--- Belge Bölümü ---
Emsal Mahkeme Kararı İstanbul 12. Asliye Ticaret Mahkemesi 2020/627 E. 2021/346 K. 31.05.2021 T.

Görüntülediğiniz mahkeme kararı kesinleşmiş bir karardır.

T.C.
İSTANBUL
12. ASLİYE TİCARET MAHKEMESİ

ESAS NO:2020/627 Esas
KARAR NO:2021/346

DAVA:Tazminat (Özel Sigorta Sözleşmesinden Kaynaklanan)
DAVA TARİHİ:16/11/2020
KARAR TARİHİ:31/05/2021

Mahkememizde görülmekte olan Tazminat (Özel Sigorta Sözleşmesinden Kaynaklanan) davasının yapılan açık yargılaması sonunda,
GEREĞİ DÜŞÜNÜLDÜ:
DAVA: Davacı vekili dava dilekçesinde özetle; Müvekkilinin maliki bulunduğu dairenin ve içinde bulunduğu tüm binanın 26/09/2019 tarihinde … meydana gelen depremde hasar gördüğünü ilgili ilçe belediyesi tarafından riskli yapı raporu verilerek tahliye edildiğini, bu sebeple yapının yıkılarak yeniden yapılmasının zorunlu hale geldiğini, müvekkilinin dairesinin dask sigortasının bulunduğunu, müvekkili tarafından davalıya yapılan başvuru sonucu kendisine 9.418,13 TL ödeme yapıldığını bu tutarın poliçede belirlenen tutardan çok aşağıda olduğunu, aslında 58.437,40 TL ödeme yapılmasının gerektiğini, bu sebeple huzurdaki davanın açılarak belirlenecek tutarda ödemenin davalıdan alınarak davacıya işleyecek yasal faizi ile birlikte verilmesini, yapılan yargılama gideri ve vekalet ücretinin davalı üzerine bırakılmasına karar verilmesini talep etmiştir.
--- Çıkarılan Kayıtlar ---
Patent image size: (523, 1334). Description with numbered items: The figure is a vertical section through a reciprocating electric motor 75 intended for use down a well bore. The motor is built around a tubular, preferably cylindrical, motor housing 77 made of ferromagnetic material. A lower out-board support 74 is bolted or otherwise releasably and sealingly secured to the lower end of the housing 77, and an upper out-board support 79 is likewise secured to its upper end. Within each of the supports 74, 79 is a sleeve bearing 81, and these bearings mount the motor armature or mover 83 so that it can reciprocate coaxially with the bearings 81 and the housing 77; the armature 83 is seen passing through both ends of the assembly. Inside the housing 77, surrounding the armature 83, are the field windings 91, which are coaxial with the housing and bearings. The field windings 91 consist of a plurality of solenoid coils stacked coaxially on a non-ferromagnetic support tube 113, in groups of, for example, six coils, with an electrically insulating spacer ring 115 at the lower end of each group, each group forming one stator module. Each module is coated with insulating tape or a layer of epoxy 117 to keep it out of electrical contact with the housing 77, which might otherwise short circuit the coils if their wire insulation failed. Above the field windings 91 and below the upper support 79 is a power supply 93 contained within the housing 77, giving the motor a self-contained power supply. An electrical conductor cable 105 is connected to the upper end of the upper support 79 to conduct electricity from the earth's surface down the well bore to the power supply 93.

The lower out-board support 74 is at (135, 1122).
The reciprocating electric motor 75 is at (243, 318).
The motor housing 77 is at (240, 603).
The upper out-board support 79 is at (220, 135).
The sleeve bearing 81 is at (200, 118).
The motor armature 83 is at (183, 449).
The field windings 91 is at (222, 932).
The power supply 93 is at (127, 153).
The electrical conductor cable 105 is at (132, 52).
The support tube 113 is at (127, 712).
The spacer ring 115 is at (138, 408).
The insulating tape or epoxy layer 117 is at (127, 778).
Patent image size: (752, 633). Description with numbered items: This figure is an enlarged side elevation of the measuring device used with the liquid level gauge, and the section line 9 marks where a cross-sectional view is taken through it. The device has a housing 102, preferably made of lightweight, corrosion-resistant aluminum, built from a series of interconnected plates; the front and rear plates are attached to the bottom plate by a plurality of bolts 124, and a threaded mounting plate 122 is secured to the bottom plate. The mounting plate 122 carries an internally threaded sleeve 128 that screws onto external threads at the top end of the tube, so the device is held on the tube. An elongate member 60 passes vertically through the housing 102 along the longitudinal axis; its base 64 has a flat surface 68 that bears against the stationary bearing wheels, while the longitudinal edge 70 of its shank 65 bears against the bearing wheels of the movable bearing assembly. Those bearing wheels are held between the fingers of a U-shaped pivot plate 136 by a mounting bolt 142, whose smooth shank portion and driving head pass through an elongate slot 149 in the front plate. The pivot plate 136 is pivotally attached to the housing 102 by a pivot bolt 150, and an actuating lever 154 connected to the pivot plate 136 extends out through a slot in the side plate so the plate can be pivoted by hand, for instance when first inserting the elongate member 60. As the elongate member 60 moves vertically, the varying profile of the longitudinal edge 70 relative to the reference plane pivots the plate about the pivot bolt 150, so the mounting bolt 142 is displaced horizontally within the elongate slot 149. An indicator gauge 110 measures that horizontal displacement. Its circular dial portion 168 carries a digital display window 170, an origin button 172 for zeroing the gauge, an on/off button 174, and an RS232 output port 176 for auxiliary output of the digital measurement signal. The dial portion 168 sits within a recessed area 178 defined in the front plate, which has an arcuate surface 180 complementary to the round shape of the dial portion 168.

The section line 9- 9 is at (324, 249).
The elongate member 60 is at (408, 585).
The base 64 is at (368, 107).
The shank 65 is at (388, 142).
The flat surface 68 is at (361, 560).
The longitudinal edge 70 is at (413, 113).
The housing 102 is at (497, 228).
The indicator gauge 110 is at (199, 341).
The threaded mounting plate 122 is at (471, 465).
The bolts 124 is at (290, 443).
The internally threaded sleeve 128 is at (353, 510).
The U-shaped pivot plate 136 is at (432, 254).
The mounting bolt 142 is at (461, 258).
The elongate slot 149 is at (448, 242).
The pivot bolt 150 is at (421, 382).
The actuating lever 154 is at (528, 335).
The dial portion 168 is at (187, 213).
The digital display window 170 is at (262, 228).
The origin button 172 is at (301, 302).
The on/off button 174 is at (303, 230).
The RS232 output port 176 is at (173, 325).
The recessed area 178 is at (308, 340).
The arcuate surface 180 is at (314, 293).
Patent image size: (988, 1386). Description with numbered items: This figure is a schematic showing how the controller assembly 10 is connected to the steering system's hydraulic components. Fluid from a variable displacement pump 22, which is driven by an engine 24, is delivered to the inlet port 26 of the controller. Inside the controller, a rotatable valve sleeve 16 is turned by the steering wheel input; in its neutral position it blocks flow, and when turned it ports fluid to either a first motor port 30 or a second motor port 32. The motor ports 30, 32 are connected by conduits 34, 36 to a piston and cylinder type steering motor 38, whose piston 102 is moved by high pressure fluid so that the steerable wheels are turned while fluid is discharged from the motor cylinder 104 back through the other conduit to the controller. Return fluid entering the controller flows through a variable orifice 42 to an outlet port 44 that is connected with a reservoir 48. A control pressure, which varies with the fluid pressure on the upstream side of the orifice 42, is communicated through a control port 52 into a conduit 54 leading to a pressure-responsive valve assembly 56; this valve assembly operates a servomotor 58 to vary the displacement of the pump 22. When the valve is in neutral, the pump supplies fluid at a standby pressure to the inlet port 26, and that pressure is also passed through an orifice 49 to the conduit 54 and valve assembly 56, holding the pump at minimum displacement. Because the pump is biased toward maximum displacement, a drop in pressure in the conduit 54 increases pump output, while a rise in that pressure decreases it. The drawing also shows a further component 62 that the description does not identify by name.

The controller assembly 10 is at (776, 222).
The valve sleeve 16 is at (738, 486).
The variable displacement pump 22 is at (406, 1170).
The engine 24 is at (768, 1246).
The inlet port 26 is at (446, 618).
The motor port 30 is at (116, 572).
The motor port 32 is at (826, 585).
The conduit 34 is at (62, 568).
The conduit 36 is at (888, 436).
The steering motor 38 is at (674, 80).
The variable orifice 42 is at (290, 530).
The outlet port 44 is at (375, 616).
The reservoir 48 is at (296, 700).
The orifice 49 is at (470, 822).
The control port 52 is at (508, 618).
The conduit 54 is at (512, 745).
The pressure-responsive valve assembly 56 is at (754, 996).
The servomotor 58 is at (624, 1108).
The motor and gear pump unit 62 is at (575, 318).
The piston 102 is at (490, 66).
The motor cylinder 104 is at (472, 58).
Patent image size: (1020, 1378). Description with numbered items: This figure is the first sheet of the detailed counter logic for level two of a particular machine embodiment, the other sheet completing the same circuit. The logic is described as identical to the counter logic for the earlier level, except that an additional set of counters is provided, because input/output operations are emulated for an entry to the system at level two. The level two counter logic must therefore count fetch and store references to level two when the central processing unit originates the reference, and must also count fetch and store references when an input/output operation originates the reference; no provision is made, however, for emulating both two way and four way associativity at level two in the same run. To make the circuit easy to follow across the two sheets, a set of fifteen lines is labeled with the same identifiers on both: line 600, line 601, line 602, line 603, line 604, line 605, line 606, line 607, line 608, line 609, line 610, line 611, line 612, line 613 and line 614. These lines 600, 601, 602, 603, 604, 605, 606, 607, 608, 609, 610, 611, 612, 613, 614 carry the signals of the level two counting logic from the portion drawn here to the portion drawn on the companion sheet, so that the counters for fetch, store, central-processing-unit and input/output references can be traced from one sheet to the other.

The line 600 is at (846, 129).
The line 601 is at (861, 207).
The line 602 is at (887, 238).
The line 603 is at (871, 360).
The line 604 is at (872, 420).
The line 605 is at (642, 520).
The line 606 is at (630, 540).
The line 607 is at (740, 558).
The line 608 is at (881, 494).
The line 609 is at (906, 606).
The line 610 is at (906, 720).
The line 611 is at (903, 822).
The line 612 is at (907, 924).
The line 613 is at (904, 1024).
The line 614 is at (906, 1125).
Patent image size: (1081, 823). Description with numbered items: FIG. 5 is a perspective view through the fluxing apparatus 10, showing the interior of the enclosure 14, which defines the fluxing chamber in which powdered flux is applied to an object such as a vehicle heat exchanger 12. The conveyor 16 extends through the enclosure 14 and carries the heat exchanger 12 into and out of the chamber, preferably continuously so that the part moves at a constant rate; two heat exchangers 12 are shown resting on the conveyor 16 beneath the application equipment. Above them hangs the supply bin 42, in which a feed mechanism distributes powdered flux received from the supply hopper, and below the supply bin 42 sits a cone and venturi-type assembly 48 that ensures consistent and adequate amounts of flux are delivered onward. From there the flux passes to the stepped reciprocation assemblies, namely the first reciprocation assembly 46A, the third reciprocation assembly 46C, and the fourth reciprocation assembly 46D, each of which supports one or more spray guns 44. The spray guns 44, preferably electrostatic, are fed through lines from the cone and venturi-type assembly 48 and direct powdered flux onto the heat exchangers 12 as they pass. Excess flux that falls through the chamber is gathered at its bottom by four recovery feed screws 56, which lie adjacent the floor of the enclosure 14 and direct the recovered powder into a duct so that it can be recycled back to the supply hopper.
---
_Alıştırma Yönergesi_. Mahkeme kararında davacı vekili, müvekkiline aslında ne kadar ödeme yapılması gerektiğini ileri sürüyor?

_Görev Çözümü_. 58.437,40 TL ödeme yapılması gerektiğini ileri sürüyor.